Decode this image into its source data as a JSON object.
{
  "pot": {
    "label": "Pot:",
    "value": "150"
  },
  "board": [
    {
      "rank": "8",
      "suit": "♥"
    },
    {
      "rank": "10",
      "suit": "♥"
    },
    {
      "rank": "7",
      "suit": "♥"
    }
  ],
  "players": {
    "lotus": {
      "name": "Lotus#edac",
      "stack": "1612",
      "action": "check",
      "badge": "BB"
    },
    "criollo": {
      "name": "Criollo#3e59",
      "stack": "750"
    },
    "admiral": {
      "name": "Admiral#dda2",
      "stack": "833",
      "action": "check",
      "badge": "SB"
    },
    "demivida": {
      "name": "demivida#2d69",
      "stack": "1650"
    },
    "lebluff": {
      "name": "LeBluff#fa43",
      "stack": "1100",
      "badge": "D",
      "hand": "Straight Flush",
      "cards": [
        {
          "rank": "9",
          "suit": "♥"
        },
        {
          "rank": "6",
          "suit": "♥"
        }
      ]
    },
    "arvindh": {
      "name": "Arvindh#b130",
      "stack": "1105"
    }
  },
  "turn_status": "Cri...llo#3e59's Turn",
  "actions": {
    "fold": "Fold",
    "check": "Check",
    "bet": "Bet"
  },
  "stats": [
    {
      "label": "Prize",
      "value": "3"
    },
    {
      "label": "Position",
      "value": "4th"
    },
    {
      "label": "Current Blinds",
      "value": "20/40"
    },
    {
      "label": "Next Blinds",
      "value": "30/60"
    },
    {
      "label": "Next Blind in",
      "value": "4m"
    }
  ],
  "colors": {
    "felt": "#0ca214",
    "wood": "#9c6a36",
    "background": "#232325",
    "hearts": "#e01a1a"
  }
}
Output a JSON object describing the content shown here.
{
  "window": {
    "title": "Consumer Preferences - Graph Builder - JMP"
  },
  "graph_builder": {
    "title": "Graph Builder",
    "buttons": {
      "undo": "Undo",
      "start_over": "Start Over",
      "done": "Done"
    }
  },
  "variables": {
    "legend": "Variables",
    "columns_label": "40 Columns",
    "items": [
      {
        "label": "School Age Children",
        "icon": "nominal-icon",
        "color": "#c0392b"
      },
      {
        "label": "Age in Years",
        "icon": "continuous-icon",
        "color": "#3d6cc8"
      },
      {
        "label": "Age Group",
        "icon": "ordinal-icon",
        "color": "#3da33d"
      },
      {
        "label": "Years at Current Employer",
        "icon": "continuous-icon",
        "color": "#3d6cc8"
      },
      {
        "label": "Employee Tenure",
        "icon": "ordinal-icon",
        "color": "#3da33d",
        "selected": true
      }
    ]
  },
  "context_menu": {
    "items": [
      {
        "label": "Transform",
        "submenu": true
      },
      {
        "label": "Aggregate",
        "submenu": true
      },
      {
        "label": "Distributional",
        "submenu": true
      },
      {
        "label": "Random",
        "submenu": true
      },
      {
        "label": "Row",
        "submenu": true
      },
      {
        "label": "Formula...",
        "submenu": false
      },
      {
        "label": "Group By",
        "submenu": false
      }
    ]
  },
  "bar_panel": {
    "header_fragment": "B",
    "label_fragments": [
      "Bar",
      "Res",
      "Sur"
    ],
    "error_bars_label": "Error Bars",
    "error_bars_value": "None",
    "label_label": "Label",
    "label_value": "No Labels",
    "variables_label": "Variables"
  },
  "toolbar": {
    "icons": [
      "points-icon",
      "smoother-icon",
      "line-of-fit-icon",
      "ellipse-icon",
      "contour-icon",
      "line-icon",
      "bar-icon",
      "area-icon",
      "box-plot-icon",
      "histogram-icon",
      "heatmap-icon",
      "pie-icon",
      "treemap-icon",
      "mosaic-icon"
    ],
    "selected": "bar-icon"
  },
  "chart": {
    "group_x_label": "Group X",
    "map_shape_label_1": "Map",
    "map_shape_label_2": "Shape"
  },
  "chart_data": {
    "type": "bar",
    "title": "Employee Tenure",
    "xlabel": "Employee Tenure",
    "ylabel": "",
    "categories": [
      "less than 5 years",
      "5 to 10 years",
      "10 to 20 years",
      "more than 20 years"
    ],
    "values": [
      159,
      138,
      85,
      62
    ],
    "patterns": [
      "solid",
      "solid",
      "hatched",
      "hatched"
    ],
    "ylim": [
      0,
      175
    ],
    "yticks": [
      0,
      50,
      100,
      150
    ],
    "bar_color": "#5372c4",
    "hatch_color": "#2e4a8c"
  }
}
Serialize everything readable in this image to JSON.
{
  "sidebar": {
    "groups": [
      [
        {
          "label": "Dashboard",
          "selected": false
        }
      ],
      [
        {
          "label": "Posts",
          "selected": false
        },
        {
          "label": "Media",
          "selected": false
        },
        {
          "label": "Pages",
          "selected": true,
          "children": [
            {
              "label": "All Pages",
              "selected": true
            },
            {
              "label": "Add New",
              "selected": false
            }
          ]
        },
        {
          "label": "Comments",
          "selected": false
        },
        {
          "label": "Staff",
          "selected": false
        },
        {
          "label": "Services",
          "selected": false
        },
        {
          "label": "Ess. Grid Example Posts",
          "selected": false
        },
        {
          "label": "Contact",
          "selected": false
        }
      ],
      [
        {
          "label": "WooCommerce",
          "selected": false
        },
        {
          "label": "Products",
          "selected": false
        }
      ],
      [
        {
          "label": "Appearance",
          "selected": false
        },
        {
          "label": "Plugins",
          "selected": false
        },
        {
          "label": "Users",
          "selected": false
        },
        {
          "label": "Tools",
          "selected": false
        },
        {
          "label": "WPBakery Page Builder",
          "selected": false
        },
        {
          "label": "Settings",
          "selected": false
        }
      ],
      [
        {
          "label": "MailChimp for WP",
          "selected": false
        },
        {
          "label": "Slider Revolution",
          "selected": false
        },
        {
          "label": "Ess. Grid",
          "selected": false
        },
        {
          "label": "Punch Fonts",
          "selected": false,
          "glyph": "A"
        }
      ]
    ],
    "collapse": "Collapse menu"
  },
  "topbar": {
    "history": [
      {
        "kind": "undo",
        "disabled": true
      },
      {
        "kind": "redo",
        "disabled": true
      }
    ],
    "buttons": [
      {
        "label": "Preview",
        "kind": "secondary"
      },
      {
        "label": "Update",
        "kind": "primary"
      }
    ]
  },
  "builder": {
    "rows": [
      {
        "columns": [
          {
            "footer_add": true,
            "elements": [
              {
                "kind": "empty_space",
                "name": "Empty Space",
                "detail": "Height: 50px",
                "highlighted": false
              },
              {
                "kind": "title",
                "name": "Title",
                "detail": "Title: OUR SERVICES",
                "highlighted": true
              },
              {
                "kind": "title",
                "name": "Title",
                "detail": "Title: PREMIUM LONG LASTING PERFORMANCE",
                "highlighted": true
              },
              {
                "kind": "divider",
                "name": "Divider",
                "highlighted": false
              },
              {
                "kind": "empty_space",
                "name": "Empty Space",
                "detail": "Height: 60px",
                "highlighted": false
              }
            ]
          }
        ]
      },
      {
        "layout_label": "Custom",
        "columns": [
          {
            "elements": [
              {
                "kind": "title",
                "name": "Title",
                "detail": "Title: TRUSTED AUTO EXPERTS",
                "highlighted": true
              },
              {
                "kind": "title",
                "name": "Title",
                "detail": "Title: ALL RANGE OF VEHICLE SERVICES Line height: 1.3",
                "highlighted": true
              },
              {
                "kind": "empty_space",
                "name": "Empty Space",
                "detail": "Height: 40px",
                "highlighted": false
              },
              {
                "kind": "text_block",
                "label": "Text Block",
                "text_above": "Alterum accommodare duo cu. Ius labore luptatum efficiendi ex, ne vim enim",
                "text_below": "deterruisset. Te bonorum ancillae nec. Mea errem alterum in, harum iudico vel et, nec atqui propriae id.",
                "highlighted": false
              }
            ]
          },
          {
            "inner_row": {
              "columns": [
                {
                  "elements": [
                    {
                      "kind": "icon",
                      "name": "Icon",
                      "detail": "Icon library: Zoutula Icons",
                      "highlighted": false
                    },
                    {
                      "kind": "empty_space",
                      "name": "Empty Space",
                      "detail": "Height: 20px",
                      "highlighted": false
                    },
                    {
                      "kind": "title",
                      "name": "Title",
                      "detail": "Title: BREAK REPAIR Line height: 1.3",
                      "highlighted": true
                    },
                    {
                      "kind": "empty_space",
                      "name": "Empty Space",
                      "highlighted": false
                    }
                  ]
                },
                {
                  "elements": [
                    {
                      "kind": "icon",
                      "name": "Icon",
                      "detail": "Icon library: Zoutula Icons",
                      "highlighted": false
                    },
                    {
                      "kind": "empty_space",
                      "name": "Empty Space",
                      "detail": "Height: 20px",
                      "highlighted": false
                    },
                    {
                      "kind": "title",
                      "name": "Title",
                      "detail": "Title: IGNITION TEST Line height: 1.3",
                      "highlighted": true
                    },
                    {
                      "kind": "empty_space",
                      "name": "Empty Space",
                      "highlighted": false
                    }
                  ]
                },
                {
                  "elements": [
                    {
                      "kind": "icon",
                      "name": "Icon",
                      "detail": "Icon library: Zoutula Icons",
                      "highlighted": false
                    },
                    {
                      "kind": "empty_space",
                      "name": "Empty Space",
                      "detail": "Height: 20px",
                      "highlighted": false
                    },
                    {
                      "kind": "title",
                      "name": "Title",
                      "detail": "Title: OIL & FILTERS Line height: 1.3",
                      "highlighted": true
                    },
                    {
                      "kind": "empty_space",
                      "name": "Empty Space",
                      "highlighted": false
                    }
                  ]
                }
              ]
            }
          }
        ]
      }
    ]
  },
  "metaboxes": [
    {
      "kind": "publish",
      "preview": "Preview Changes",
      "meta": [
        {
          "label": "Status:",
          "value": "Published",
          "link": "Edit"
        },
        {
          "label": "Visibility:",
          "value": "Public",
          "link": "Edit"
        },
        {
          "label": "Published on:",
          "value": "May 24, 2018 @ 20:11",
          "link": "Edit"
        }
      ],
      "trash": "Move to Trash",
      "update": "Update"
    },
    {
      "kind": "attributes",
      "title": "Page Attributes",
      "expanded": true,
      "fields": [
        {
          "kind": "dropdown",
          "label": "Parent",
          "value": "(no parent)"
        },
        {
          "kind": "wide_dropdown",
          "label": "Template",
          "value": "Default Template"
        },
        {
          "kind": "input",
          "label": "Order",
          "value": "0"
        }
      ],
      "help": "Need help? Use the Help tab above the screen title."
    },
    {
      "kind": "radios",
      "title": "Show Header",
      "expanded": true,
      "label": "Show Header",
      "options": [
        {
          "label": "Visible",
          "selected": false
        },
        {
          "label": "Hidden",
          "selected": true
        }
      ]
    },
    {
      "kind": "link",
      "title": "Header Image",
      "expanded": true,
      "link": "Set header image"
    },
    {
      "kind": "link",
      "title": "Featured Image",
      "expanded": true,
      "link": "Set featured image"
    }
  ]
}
------
What this task involves: From the listing above, copy every line that includes the word "stack".

Completed task:
      "stack": "1612",
      "stack": "750"
      "stack": "833",
      "stack": "1650"
      "stack": "1100",
      "stack": "1105"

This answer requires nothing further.